Set task: Count lines, not occurrences: give the number of lines holding the word "flour", and nothing besides.

[Saved entries]

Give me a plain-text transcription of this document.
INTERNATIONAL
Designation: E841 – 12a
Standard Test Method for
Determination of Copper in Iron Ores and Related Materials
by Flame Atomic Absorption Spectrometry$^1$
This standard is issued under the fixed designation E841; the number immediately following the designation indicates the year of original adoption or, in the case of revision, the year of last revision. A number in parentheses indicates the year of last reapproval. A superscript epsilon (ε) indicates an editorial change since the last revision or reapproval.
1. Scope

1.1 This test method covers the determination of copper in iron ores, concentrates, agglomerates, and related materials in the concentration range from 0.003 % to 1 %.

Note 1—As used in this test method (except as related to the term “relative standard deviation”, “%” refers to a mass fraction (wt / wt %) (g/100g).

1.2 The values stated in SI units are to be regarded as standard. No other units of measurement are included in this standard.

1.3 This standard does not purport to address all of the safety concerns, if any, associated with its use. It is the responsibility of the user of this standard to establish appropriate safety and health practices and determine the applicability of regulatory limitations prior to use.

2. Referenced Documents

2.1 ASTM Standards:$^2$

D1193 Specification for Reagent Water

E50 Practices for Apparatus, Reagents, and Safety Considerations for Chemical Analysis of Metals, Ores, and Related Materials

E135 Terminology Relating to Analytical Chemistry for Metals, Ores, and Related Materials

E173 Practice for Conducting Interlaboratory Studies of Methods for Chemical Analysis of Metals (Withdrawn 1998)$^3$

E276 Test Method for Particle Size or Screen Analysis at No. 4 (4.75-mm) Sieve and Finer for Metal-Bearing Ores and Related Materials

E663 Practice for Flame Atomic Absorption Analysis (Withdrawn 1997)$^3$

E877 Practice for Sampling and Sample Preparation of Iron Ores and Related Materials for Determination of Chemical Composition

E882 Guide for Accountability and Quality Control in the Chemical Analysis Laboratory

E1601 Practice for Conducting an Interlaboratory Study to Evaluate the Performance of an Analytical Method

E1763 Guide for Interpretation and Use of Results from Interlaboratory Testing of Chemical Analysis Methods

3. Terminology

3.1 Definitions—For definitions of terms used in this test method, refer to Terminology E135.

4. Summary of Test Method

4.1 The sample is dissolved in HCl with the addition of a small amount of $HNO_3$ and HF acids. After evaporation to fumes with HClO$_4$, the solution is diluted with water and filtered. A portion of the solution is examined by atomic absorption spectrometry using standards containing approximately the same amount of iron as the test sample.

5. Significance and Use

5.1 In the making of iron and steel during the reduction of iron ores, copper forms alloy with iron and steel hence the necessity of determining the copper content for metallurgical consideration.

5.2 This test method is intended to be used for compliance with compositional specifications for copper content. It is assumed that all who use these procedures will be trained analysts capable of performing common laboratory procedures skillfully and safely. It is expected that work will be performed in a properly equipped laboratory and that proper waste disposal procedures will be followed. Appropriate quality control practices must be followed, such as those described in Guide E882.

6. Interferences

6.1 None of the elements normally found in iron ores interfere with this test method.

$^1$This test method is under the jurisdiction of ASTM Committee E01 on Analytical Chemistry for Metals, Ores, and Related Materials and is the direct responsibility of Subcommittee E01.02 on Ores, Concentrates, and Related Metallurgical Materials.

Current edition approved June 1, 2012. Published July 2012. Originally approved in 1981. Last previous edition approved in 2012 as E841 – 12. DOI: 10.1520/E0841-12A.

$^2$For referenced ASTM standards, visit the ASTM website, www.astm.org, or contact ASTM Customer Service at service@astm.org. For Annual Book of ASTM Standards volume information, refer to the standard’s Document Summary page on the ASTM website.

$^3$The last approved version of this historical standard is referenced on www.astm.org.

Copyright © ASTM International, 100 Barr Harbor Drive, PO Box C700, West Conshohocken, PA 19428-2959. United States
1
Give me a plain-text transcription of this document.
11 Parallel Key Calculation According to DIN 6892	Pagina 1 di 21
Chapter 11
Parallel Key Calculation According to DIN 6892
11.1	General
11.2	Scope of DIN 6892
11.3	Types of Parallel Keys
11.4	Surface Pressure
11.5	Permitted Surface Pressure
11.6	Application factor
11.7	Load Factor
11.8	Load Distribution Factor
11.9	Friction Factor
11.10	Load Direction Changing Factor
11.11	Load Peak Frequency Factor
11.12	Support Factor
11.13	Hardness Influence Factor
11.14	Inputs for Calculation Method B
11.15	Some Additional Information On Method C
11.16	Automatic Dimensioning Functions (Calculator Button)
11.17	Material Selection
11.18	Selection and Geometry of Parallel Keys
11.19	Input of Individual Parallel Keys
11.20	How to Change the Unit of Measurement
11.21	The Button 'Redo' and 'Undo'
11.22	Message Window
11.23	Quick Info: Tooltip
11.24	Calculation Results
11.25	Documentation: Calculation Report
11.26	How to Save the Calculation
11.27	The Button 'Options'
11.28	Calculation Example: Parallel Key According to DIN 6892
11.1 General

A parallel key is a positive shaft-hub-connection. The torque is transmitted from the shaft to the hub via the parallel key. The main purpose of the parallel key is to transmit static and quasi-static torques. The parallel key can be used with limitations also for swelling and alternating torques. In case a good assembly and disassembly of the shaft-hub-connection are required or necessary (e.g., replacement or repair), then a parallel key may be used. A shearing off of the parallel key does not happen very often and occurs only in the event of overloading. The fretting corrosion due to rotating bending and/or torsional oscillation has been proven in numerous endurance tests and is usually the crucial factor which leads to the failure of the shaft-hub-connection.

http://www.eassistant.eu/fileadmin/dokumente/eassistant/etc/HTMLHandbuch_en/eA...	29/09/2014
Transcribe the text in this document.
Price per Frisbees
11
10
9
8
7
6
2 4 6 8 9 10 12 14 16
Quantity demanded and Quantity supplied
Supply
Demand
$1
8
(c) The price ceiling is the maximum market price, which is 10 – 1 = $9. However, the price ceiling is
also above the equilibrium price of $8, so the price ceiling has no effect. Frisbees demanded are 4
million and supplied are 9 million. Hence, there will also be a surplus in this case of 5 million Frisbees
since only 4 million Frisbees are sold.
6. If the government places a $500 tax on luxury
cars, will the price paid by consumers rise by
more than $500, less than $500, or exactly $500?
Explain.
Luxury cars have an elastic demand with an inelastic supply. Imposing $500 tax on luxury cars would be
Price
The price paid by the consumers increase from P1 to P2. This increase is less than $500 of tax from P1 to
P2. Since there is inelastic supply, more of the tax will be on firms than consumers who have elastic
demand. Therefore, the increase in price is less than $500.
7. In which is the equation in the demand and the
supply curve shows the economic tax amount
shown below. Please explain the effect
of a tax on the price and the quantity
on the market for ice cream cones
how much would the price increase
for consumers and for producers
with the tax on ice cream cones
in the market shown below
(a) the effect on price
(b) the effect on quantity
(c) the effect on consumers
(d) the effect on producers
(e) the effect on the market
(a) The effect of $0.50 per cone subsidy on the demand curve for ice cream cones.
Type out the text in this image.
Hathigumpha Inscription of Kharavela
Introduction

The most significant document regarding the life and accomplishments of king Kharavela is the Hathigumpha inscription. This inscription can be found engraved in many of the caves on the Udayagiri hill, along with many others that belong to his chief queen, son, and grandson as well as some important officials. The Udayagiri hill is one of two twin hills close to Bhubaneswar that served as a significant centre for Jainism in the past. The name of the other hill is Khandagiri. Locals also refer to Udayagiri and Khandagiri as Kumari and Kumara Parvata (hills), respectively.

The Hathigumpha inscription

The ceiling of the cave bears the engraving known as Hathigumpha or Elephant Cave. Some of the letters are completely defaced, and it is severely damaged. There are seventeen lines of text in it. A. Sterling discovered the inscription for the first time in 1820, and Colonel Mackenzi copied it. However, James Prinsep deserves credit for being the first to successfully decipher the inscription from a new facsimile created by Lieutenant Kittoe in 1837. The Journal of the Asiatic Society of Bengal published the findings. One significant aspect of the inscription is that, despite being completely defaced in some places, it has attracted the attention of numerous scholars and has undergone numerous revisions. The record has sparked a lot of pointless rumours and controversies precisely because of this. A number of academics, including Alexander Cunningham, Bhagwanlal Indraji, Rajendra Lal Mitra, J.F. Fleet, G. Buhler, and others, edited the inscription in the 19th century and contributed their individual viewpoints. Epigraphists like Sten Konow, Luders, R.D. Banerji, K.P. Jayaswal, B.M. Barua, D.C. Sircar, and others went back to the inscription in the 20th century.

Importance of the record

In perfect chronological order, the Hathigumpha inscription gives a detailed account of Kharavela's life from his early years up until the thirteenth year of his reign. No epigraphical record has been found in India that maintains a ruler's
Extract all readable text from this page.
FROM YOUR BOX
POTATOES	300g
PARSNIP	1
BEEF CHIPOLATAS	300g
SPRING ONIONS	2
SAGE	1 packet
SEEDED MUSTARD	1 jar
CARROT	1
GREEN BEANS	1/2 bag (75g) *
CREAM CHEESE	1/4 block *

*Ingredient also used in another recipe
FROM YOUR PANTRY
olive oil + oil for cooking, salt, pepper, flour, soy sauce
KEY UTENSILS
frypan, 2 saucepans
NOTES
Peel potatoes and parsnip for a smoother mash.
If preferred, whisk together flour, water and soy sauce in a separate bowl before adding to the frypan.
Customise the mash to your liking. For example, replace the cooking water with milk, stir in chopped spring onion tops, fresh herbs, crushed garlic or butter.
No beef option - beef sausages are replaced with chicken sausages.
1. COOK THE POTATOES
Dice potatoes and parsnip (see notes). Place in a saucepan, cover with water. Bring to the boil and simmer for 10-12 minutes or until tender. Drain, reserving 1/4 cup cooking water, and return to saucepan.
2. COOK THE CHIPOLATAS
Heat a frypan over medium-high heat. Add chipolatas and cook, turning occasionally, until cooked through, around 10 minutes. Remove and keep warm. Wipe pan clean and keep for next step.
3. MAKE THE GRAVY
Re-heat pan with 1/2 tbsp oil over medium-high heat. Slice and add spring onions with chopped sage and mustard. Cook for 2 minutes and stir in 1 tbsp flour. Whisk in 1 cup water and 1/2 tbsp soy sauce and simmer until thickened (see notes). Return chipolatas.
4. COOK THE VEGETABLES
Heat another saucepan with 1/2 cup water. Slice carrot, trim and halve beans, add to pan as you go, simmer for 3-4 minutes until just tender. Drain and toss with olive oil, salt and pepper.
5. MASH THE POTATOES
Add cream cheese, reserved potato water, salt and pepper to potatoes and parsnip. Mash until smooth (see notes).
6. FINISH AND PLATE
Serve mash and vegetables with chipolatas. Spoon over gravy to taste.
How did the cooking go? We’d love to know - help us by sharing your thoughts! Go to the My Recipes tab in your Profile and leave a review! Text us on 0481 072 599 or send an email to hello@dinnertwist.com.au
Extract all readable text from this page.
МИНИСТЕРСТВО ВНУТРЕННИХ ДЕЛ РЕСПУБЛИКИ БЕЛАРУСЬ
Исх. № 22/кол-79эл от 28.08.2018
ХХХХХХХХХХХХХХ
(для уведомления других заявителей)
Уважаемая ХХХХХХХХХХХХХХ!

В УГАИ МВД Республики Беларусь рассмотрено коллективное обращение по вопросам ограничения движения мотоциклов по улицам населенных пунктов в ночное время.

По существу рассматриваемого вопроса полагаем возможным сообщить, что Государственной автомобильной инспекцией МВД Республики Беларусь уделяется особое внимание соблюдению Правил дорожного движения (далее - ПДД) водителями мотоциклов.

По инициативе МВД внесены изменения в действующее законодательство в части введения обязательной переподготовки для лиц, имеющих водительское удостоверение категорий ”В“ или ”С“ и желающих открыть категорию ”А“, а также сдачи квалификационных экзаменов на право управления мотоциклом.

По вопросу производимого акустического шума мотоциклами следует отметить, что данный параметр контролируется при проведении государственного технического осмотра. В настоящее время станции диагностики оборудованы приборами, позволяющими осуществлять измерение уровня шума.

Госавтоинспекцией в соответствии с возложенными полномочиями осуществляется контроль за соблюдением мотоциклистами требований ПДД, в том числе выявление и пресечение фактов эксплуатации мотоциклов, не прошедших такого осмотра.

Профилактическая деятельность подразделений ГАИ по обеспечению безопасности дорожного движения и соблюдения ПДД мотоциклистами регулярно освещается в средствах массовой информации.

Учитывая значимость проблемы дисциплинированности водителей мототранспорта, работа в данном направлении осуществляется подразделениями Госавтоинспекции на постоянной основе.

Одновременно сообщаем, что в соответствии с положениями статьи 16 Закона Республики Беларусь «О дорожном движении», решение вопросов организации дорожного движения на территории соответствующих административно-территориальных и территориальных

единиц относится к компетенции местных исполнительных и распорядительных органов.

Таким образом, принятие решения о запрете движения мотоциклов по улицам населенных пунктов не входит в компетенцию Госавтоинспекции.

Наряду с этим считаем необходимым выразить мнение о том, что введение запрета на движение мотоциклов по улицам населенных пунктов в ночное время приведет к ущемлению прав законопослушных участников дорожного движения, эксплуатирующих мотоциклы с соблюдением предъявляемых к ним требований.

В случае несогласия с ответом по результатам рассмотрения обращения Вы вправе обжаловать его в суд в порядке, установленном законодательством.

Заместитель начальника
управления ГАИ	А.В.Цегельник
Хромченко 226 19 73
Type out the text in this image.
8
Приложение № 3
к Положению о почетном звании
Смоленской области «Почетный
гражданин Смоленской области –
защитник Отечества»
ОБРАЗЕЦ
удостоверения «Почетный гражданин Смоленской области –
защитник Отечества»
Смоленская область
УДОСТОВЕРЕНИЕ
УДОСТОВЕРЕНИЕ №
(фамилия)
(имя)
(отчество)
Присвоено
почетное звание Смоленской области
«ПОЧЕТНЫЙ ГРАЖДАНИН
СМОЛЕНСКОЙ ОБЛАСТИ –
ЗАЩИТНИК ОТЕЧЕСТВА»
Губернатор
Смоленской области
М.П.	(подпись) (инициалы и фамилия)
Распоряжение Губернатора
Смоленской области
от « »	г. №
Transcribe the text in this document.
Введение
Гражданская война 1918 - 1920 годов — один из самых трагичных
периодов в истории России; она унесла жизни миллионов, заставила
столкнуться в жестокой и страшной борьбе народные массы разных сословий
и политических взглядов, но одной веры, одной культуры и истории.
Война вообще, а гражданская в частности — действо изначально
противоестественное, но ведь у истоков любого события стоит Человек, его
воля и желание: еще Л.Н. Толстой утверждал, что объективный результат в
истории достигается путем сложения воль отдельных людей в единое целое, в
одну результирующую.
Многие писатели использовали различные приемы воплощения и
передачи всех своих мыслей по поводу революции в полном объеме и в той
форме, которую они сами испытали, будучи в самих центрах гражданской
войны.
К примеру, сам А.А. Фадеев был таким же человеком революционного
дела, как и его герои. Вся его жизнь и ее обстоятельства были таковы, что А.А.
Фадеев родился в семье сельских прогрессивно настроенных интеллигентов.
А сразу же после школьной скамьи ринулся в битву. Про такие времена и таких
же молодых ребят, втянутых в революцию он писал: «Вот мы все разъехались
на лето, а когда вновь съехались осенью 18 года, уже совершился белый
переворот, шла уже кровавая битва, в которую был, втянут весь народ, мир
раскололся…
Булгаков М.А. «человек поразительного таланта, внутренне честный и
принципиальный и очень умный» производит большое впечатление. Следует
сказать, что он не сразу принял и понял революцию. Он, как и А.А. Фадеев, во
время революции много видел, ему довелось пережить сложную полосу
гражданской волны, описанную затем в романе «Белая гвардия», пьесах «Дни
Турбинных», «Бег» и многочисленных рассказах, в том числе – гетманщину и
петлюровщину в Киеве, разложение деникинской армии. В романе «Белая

The result: 3